## Prompt
What you give back should match the listing word for word.

******

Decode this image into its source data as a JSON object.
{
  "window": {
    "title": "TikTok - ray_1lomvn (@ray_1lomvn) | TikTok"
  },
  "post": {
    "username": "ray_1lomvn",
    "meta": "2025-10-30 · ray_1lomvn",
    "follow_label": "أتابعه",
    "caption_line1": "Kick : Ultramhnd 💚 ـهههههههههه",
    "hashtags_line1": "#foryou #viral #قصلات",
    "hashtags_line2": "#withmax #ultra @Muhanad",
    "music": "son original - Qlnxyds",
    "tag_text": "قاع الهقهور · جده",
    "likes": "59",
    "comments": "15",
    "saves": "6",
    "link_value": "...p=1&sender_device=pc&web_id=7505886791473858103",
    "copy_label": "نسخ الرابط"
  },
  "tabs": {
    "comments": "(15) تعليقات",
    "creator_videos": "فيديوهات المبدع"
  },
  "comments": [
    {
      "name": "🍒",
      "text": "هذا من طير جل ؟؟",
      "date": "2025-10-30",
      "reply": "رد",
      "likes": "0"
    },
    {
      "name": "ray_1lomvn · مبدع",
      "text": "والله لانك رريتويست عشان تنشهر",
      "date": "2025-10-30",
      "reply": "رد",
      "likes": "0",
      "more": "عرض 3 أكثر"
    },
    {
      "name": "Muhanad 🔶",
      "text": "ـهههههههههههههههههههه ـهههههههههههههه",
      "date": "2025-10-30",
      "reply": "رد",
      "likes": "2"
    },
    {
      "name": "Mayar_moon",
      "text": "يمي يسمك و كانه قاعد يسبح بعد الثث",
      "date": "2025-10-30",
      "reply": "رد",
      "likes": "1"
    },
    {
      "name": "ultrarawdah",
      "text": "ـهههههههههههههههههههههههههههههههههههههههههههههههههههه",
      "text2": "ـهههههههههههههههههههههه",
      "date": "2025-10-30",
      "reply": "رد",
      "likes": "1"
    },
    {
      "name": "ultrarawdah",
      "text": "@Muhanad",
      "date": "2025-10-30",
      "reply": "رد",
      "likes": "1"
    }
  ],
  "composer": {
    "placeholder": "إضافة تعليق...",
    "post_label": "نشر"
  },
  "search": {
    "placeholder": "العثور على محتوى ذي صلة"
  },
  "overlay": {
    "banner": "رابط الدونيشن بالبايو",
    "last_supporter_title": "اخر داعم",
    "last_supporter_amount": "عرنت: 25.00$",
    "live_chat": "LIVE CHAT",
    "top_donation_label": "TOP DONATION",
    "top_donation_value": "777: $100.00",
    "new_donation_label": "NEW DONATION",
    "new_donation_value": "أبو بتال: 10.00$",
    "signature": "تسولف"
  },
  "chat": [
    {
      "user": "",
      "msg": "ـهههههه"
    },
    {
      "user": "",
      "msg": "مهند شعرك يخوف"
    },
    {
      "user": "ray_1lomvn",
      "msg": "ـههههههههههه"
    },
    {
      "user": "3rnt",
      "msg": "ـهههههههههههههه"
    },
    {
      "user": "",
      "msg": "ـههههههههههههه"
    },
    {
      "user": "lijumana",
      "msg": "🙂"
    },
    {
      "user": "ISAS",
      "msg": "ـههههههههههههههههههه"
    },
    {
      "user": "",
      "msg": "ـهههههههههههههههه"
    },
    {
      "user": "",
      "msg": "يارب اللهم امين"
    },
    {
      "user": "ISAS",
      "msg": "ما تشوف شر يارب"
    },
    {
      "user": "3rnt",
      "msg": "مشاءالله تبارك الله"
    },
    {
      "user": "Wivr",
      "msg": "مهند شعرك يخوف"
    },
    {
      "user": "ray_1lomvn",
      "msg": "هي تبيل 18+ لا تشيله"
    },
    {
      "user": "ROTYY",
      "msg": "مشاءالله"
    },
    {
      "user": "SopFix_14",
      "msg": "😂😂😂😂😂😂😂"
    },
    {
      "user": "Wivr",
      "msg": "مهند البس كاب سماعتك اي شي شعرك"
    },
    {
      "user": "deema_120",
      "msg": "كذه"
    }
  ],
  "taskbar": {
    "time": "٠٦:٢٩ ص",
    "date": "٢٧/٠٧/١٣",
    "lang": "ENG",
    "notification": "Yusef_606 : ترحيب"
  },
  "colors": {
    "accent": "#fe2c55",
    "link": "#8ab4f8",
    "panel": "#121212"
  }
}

******

## Solution to the exercise
Decode this image into its source data as a JSON object.
{
  "window": {
    "title": "TikTok - ray_1lomvn (@ray_1lomvn) | TikTok"
  },
  "post": {
    "username": "ray_1lomvn",
    "meta": "2025-10-30 · ray_1lomvn",
    "follow_label": "أتابعه",
    "caption_line1": "Kick : Ultramhnd 💚 ـهههههههههه",
    "hashtags_line1": "#foryou #viral #قصلات",
    "hashtags_line2": "#withmax #ultra @Muhanad",
    "music": "son original - Qlnxyds",
    "tag_text": "قاع الهقهور · جده",
    "likes": "59",
    "comments": "15",
    "saves": "6",
    "link_value": "...p=1&sender_device=pc&web_id=7505886791473858103",
    "copy_label": "نسخ الرابط"
  },
  "tabs": {
    "comments": "(15) تعليقات",
    "creator_videos": "فيديوهات المبدع"
  },
  "comments": [
    {
      "name": "🍒",
      "text": "هذا من طير جل ؟؟",
      "date": "2025-10-30",
      "reply": "رد",
      "likes": "0"
    },
    {
      "name": "ray_1lomvn · مبدع",
      "text": "والله لانك رريتويست عشان تنشهر",
      "date": "2025-10-30",
      "reply": "رد",
      "likes": "0",
      "more": "عرض 3 أكثر"
    },
    {
      "name": "Muhanad 🔶",
      "text": "ـهههههههههههههههههههه ـهههههههههههههه",
      "date": "2025-10-30",
      "reply": "رد",
      "likes": "2"
    },
    {
      "name": "Mayar_moon",
      "text": "يمي يسمك و كانه قاعد يسبح بعد الثث",
      "date": "2025-10-30",
      "reply": "رد",
      "likes": "1"
    },
    {
      "name": "ultrarawdah",
      "text": "ـهههههههههههههههههههههههههههههههههههههههههههههههههههه",
      "text2": "ـهههههههههههههههههههههه",
      "date": "2025-10-30",
      "reply": "رد",
      "likes": "1"
    },
    {
      "name": "ultrarawdah",
      "text": "@Muhanad",
      "date": "2025-10-30",
      "reply": "رد",
      "likes": "1"
    }
  ],
  "composer": {
    "placeholder": "إضافة تعليق...",
    "post_label": "نشر"
  },
  "search": {
    "placeholder": "العثور على محتوى ذي صلة"
  },
  "overlay": {
    "banner": "رابط الدونيشن بالبايو",
    "last_supporter_title": "اخر داعم",
    "last_supporter_amount": "عرنت: 25.00$",
    "live_chat": "LIVE CHAT",
    "top_donation_label": "TOP DONATION",
    "top_donation_value": "777: $100.00",
    "new_donation_label": "NEW DONATION",
    "new_donation_value": "أبو بتال: 10.00$",
    "signature": "تسولف"
  },
  "chat": [
    {
      "user": "",
      "msg": "ـهههههه"
    },
    {
      "user": "",
      "msg": "مهند شعرك يخوف"
    },
    {
      "user": "ray_1lomvn",
      "msg": "ـههههههههههه"
    },
    {
      "user": "3rnt",
      "msg": "ـهههههههههههههه"
    },
    {
      "user": "",
      "msg": "ـههههههههههههه"
    },
    {
      "user": "lijumana",
      "msg": "🙂"
    },
    {
      "user": "ISAS",
      "msg": "ـههههههههههههههههههه"
    },
    {
      "user": "",
      "msg": "ـهههههههههههههههه"
    },
    {
      "user": "",
      "msg": "يارب اللهم امين"
    },
    {
      "user": "ISAS",
      "msg": "ما تشوف شر يارب"
    },
    {
      "user": "3rnt",
      "msg": "مشاءالله تبارك الله"
    },
    {
      "user": "Wivr",
      "msg": "مهند شعرك يخوف"
    },
    {
      "user": "ray_1lomvn",
      "msg": "هي تبيل 18+ لا تشيله"
    },
    {
      "user": "ROTYY",
      "msg": "مشاءالله"
    },
    {
      "user": "SopFix_14",
      "msg": "😂😂😂😂😂😂😂"
    },
    {
      "user": "Wivr",
      "msg": "مهند البس كاب سماعتك اي شي شعرك"
    },
    {
      "user": "deema_120",
      "msg": "كذه"
    }
  ],
  "taskbar": {
    "time": "٠٦:٢٩ ص",
    "date": "٢٧/٠٧/١٣",
    "lang": "ENG",
    "notification": "Yusef_606 : ترحيب"
  },
  "colors": {
    "accent": "#fe2c55",
    "link": "#8ab4f8",
    "panel": "#121212"
  }
}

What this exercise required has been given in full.